[EXERCISE]
Go through the data below. List every line that holds the word "epidemia".

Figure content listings
++++++

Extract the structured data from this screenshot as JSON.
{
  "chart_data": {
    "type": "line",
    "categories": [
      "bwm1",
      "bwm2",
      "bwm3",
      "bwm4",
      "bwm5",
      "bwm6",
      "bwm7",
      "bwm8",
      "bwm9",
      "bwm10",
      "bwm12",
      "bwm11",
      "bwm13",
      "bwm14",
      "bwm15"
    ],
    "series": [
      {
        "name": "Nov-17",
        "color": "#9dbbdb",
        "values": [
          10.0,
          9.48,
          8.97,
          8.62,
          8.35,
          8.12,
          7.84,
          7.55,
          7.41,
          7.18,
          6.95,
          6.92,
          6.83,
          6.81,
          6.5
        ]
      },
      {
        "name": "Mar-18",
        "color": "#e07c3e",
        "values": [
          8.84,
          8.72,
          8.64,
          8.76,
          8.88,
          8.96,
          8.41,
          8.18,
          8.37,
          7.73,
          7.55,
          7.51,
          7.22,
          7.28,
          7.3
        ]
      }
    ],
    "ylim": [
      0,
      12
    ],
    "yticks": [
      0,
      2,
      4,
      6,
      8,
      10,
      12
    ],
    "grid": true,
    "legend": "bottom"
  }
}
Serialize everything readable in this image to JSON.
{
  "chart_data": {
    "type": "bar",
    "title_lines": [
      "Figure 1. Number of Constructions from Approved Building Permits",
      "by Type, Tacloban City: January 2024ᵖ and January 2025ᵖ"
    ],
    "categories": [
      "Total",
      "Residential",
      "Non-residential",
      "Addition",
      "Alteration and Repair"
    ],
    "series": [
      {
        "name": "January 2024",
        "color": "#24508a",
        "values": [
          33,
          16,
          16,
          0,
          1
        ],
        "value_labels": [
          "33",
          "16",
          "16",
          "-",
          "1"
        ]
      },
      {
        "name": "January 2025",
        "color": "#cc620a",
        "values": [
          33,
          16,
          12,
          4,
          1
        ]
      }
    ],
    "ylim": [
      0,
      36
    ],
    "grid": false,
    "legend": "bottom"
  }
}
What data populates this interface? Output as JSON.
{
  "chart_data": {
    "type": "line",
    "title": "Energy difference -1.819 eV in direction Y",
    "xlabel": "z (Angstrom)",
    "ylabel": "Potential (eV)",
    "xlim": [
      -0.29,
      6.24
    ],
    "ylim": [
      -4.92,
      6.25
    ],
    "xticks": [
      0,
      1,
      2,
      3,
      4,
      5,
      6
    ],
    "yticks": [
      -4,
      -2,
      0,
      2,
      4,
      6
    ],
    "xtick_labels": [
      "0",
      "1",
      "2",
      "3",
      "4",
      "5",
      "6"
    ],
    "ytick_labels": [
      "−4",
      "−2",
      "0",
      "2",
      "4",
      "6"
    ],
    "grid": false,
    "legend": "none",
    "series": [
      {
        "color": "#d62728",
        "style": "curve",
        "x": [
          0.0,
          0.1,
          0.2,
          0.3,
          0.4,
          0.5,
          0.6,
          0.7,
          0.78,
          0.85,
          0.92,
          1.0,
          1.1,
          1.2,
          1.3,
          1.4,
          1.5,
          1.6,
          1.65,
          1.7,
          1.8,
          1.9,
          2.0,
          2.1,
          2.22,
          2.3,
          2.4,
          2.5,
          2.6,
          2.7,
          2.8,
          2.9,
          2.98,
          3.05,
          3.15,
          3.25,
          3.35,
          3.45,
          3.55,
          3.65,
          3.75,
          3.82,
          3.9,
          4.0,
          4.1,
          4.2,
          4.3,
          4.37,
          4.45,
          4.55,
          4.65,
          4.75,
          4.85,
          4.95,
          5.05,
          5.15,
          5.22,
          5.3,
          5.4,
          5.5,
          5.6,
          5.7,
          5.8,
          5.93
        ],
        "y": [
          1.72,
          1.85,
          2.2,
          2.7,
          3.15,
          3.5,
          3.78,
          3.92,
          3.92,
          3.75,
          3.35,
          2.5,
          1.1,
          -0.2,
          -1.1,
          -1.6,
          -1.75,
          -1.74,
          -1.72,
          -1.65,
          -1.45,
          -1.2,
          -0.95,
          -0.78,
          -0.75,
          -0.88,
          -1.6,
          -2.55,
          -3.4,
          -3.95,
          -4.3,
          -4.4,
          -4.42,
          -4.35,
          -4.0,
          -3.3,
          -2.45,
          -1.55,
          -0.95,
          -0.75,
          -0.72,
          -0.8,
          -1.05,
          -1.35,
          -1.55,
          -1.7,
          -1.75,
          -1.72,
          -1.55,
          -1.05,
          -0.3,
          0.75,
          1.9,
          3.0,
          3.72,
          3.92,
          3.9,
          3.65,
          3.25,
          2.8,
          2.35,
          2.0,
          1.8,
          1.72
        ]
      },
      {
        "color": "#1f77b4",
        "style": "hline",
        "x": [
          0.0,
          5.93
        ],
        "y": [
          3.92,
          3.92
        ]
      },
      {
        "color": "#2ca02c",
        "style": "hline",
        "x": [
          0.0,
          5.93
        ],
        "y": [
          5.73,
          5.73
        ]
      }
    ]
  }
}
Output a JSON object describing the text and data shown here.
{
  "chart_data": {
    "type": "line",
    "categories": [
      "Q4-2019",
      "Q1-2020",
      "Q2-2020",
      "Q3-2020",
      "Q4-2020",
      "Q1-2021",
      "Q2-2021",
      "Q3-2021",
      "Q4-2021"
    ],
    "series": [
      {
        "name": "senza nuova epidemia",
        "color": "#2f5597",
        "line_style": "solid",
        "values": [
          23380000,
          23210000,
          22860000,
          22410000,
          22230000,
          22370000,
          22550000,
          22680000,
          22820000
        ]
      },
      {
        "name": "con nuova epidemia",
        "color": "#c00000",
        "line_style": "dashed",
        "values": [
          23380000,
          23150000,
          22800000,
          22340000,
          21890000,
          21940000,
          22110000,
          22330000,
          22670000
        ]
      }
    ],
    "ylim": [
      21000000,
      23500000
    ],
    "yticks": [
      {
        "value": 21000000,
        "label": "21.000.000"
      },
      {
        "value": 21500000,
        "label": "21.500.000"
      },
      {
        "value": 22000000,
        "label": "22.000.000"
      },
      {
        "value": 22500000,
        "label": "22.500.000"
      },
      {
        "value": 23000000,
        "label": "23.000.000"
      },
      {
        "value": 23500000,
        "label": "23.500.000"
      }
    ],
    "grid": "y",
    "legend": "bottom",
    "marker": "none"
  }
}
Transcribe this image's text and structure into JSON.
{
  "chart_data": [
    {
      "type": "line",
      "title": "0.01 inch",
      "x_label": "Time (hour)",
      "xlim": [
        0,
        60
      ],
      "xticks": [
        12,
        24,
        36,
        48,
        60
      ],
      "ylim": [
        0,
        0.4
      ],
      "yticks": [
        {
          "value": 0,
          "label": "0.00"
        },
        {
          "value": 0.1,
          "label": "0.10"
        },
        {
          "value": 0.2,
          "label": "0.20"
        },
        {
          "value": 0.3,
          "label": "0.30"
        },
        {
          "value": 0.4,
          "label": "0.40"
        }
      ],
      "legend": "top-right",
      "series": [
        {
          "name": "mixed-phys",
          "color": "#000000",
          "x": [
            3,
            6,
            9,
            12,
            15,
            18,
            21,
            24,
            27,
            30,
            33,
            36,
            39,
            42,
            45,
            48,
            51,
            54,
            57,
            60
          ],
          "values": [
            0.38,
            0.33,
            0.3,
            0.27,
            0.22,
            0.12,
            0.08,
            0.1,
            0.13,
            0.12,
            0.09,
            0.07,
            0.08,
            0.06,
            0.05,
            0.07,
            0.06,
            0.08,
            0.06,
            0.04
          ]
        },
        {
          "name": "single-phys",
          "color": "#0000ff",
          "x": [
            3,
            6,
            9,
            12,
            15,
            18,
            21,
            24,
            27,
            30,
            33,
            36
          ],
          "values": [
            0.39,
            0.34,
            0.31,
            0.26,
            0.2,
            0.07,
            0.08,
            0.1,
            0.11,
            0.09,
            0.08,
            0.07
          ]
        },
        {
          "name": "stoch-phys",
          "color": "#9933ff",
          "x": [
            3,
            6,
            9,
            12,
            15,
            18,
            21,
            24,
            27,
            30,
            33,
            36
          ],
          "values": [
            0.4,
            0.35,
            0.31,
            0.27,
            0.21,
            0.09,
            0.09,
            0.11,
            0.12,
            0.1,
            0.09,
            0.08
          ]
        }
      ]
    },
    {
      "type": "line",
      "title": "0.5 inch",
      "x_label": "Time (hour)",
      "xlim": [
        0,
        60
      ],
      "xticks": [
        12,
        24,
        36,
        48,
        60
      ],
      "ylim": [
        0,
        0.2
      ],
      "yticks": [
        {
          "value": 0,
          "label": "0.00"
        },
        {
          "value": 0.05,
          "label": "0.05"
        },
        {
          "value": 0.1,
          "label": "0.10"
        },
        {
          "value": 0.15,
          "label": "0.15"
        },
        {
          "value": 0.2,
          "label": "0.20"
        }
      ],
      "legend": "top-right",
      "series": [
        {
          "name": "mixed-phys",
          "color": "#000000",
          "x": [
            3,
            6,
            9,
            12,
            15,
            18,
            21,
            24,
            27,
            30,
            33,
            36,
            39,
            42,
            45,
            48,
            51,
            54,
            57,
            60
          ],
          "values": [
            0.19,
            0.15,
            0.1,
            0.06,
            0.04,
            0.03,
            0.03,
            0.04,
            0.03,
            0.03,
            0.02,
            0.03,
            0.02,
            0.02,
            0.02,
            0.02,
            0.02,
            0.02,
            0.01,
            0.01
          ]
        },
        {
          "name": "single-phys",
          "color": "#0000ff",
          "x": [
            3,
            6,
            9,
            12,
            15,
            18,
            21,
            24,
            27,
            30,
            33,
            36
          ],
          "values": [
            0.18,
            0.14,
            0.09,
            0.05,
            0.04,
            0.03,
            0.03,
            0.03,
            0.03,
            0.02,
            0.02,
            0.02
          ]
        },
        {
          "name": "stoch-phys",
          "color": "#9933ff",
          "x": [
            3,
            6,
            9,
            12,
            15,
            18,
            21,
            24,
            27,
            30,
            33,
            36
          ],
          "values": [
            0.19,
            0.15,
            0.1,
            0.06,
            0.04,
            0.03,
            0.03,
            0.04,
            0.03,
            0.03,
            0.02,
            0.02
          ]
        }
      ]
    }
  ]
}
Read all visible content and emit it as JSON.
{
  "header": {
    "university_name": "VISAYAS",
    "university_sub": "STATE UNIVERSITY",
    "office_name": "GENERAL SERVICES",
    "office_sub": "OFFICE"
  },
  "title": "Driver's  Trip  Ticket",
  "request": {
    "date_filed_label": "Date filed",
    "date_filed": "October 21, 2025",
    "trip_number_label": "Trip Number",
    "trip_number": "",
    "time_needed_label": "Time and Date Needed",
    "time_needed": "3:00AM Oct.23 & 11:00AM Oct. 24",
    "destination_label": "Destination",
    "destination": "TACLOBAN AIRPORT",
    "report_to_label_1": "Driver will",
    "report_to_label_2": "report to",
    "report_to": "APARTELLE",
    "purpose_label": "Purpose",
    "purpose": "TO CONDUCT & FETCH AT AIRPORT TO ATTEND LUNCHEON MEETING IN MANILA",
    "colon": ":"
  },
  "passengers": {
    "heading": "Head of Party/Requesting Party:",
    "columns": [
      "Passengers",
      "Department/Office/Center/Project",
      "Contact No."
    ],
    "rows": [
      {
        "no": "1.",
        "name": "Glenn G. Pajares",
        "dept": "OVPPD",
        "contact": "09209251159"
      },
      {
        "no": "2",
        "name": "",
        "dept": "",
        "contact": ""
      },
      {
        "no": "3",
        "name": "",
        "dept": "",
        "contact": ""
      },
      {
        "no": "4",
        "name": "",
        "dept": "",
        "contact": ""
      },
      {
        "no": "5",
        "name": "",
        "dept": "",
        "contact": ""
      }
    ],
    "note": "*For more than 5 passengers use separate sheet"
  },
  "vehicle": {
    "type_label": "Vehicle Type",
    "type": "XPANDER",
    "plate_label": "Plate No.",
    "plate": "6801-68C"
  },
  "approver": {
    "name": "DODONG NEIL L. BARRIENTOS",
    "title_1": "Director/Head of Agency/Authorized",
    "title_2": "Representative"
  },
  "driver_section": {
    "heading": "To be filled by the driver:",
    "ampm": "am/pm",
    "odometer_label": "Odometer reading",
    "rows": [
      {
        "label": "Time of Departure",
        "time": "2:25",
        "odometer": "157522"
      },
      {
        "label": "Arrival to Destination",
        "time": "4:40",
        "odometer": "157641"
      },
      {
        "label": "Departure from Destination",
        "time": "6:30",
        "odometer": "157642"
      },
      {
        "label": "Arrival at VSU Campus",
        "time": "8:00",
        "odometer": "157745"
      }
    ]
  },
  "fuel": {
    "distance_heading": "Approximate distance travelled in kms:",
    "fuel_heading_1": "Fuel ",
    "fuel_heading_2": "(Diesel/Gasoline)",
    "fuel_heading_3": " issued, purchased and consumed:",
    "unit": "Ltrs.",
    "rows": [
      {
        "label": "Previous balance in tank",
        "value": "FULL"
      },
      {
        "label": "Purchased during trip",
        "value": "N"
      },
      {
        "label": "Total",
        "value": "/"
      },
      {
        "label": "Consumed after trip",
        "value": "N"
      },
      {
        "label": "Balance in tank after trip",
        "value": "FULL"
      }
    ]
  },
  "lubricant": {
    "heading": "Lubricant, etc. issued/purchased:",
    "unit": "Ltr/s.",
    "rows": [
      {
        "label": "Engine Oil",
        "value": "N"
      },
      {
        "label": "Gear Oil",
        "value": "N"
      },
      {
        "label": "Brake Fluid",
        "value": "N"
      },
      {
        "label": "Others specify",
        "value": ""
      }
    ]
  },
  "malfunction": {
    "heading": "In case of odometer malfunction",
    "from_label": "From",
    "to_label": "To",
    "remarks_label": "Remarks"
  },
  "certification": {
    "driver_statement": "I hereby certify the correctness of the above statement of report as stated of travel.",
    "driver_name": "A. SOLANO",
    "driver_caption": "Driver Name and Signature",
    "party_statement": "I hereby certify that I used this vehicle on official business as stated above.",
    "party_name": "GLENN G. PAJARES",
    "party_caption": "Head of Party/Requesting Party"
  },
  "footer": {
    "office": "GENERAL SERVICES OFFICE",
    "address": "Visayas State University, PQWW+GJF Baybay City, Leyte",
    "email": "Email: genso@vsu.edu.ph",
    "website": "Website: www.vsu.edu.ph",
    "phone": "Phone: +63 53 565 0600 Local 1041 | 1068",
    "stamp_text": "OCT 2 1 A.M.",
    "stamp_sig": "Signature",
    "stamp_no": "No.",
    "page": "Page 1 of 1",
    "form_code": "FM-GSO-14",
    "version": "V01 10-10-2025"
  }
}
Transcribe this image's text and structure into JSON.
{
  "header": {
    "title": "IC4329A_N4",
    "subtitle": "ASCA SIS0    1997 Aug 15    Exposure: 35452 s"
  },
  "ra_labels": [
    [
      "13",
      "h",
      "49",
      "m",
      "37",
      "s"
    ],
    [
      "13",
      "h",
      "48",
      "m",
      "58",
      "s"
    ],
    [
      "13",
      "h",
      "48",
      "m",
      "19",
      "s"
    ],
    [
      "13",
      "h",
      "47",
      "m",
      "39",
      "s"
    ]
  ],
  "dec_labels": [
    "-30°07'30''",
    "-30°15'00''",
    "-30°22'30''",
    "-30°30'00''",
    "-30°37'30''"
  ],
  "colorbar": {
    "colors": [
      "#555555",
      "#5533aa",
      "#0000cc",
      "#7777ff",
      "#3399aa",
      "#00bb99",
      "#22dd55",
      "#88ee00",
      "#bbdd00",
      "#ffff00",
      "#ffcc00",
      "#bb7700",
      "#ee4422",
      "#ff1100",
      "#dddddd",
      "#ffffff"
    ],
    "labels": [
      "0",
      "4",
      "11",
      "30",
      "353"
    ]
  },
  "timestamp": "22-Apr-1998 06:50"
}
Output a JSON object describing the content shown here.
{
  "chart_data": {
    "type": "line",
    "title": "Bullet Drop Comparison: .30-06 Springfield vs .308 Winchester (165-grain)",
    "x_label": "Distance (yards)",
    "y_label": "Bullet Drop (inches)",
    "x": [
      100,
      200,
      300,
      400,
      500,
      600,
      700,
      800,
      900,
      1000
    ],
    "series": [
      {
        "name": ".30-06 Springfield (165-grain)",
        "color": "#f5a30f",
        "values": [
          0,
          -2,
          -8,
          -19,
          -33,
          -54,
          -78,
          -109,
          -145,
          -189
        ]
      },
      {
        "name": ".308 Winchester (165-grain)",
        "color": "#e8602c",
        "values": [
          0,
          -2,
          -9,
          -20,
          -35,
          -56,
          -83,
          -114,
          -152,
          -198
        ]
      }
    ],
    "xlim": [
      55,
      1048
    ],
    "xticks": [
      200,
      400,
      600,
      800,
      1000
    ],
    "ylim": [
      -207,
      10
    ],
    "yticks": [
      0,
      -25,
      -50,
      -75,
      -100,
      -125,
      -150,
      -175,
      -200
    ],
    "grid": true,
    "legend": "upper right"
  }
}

++++++

[FULL RESPONSE]
        "name": "senza nuova epidemia",
        "name": "con nuova epidemia",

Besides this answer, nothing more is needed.